**SUPPLIED DATA**
>> begin
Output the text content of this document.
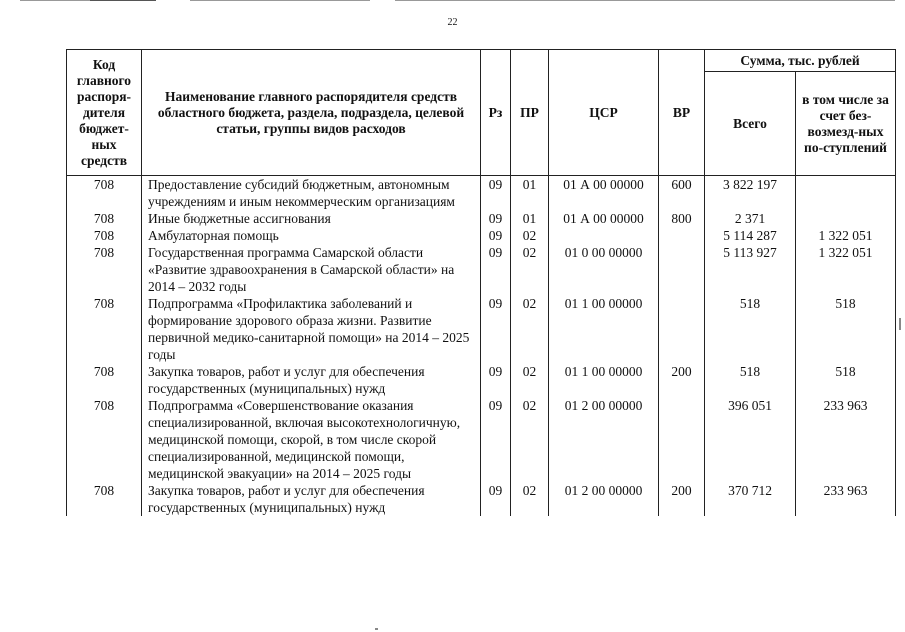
22
Код главного распоря-дителя бюджет-ных средств	Наименование главного распорядителя средств областного бюджета, раздела, подраздела, целевой статьи, группы видов расходов	Рз	ПР	ЦСР	ВР	Сумма, тыс. рублей	
						Всего	в том числе за счет без-возмезд-ных по-ступлений
708	Предоставление субсидий бюджетным, автономным учреждениям и иным некоммерческим организациям	09	01	01 А 00 00000	600	3 822 197	
708	Иные бюджетные ассигнования	09	01	01 А 00 00000	800	2 371	
708	Амбулаторная помощь	09	02			5 114 287	1 322 051
708	Государственная программа Самарской области «Развитие здравоохранения в Самарской области» на 2014 – 2032 годы	09	02	01 0 00 00000		5 113 927	1 322 051
708	Подпрограмма «Профилактика заболеваний и формирование здорового образа жизни. Развитие первичной медико-санитарной помощи» на 2014 – 2025 годы	09	02	01 1 00 00000		518	518
708	Закупка товаров, работ и услуг для обеспечения государственных (муниципальных) нужд	09	02	01 1 00 00000	200	518	518
708	Подпрограмма «Совершенствование оказания специализированной, включая высокотехнологичную, медицинской помощи, скорой, в том числе скорой специализированной, медицинской помощи, медицинской эвакуации» на 2014 – 2025 годы	09	02	01 2 00 00000		396 051	233 963
708	Закупка товаров, работ и услуг для обеспечения государственных (муниципальных) нужд	09	02	01 2 00 00000	200	370 712	233 963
>> end
**EXERCISE DIRECTIONS**
Reproduce every line of the material precisely, omitting its pictures.

**RESPONSE**
Output the text content of this document.
22
Код главного распоря-дителя бюджет-ных средств	Наименование главного распорядителя средств областного бюджета, раздела, подраздела, целевой статьи, группы видов расходов	Рз	ПР	ЦСР	ВР	Сумма, тыс. рублей	
						Всего	в том числе за счет без-возмезд-ных по-ступлений
708	Предоставление субсидий бюджетным, автономным учреждениям и иным некоммерческим организациям	09	01	01 А 00 00000	600	3 822 197	
708	Иные бюджетные ассигнования	09	01	01 А 00 00000	800	2 371	
708	Амбулаторная помощь	09	02			5 114 287	1 322 051
708	Государственная программа Самарской области «Развитие здравоохранения в Самарской области» на 2014 – 2032 годы	09	02	01 0 00 00000		5 113 927	1 322 051
708	Подпрограмма «Профилактика заболеваний и формирование здорового образа жизни. Развитие первичной медико-санитарной помощи» на 2014 – 2025 годы	09	02	01 1 00 00000		518	518
708	Закупка товаров, работ и услуг для обеспечения государственных (муниципальных) нужд	09	02	01 1 00 00000	200	518	518
708	Подпрограмма «Совершенствование оказания специализированной, включая высокотехнологичную, медицинской помощи, скорой, в том числе скорой специализированной, медицинской помощи, медицинской эвакуации» на 2014 – 2025 годы	09	02	01 2 00 00000		396 051	233 963
708	Закупка товаров, работ и услуг для обеспечения государственных (муниципальных) нужд	09	02	01 2 00 00000	200	370 712	233 963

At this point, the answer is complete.